**BRIEF**
The records that follow need to be output exactly as they are.

Stored items from a collection:

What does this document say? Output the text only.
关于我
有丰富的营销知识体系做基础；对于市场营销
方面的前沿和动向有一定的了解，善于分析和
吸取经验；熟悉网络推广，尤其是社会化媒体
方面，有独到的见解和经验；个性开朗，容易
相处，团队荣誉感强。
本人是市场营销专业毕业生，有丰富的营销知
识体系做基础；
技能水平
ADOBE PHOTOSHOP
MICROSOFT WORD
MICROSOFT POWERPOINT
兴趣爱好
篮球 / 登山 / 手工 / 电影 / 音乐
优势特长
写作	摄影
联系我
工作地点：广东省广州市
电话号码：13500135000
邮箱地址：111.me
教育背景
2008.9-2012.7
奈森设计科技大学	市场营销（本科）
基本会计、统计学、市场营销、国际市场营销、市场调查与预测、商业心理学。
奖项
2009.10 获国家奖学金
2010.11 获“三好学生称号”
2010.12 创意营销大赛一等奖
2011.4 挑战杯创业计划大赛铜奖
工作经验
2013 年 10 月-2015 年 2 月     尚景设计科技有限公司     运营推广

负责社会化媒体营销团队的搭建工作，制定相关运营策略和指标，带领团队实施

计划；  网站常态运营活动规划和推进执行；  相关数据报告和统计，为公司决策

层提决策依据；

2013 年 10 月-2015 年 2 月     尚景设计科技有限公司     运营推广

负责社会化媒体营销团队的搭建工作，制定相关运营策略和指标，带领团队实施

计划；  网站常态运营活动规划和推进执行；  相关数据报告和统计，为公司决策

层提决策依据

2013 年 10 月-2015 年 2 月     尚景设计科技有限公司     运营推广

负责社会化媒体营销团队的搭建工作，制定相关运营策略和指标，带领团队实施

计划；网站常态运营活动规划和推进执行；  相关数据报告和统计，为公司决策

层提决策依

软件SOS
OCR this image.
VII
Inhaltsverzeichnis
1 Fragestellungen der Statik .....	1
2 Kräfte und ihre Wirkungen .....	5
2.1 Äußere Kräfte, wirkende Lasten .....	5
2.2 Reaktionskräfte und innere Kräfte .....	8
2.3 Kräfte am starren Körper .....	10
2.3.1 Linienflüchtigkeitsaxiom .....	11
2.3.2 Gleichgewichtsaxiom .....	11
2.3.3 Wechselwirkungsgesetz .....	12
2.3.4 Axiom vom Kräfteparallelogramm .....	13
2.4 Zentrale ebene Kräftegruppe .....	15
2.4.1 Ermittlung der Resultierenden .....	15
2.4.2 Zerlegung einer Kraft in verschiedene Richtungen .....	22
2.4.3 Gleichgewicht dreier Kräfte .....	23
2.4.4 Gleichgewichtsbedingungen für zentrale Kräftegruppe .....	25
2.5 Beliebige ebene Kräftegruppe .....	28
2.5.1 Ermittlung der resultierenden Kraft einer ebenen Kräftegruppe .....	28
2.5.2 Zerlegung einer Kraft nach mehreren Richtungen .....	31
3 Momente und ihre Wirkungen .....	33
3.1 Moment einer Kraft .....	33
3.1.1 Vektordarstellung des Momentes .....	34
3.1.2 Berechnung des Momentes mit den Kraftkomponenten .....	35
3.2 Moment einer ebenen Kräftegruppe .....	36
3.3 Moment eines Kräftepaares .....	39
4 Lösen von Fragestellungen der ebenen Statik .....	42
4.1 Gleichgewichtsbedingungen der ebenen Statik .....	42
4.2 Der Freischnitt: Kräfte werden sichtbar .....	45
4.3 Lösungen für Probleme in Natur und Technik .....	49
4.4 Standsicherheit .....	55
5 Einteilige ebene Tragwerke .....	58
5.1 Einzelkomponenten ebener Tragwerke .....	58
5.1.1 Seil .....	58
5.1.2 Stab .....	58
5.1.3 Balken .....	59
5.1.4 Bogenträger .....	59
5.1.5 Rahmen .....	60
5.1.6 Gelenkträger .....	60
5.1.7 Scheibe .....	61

**TASK RESPONSE**
What does this document say? Output the text only.
关于我
有丰富的营销知识体系做基础；对于市场营销
方面的前沿和动向有一定的了解，善于分析和
吸取经验；熟悉网络推广，尤其是社会化媒体
方面，有独到的见解和经验；个性开朗，容易
相处，团队荣誉感强。
本人是市场营销专业毕业生，有丰富的营销知
识体系做基础；
技能水平
ADOBE PHOTOSHOP
MICROSOFT WORD
MICROSOFT POWERPOINT
兴趣爱好
篮球 / 登山 / 手工 / 电影 / 音乐
优势特长
写作	摄影
联系我
工作地点：广东省广州市
电话号码：13500135000
邮箱地址：111.me
教育背景
2008.9-2012.7
奈森设计科技大学	市场营销（本科）
基本会计、统计学、市场营销、国际市场营销、市场调查与预测、商业心理学。
奖项
2009.10 获国家奖学金
2010.11 获“三好学生称号”
2010.12 创意营销大赛一等奖
2011.4 挑战杯创业计划大赛铜奖
工作经验
2013 年 10 月-2015 年 2 月     尚景设计科技有限公司     运营推广

负责社会化媒体营销团队的搭建工作，制定相关运营策略和指标，带领团队实施

计划；  网站常态运营活动规划和推进执行；  相关数据报告和统计，为公司决策

层提决策依据；

2013 年 10 月-2015 年 2 月     尚景设计科技有限公司     运营推广

负责社会化媒体营销团队的搭建工作，制定相关运营策略和指标，带领团队实施

计划；  网站常态运营活动规划和推进执行；  相关数据报告和统计，为公司决策

层提决策依据

2013 年 10 月-2015 年 2 月     尚景设计科技有限公司     运营推广

负责社会化媒体营销团队的搭建工作，制定相关运营策略和指标，带领团队实施

计划；网站常态运营活动规划和推进执行；  相关数据报告和统计，为公司决策

层提决策依

软件SOS
OCR this image.
VII
Inhaltsverzeichnis
1 Fragestellungen der Statik .....	1
2 Kräfte und ihre Wirkungen .....	5
2.1 Äußere Kräfte, wirkende Lasten .....	5
2.2 Reaktionskräfte und innere Kräfte .....	8
2.3 Kräfte am starren Körper .....	10
2.3.1 Linienflüchtigkeitsaxiom .....	11
2.3.2 Gleichgewichtsaxiom .....	11
2.3.3 Wechselwirkungsgesetz .....	12
2.3.4 Axiom vom Kräfteparallelogramm .....	13
2.4 Zentrale ebene Kräftegruppe .....	15
2.4.1 Ermittlung der Resultierenden .....	15
2.4.2 Zerlegung einer Kraft in verschiedene Richtungen .....	22
2.4.3 Gleichgewicht dreier Kräfte .....	23
2.4.4 Gleichgewichtsbedingungen für zentrale Kräftegruppe .....	25
2.5 Beliebige ebene Kräftegruppe .....	28
2.5.1 Ermittlung der resultierenden Kraft einer ebenen Kräftegruppe .....	28
2.5.2 Zerlegung einer Kraft nach mehreren Richtungen .....	31
3 Momente und ihre Wirkungen .....	33
3.1 Moment einer Kraft .....	33
3.1.1 Vektordarstellung des Momentes .....	34
3.1.2 Berechnung des Momentes mit den Kraftkomponenten .....	35
3.2 Moment einer ebenen Kräftegruppe .....	36
3.3 Moment eines Kräftepaares .....	39
4 Lösen von Fragestellungen der ebenen Statik .....	42
4.1 Gleichgewichtsbedingungen der ebenen Statik .....	42
4.2 Der Freischnitt: Kräfte werden sichtbar .....	45
4.3 Lösungen für Probleme in Natur und Technik .....	49
4.4 Standsicherheit .....	55
5 Einteilige ebene Tragwerke .....	58
5.1 Einzelkomponenten ebener Tragwerke .....	58
5.1.1 Seil .....	58
5.1.2 Stab .....	58
5.1.3 Balken .....	59
5.1.4 Bogenträger .....	59
5.1.5 Rahmen .....	60
5.1.6 Gelenkträger .....	60
5.1.7 Scheibe .....	61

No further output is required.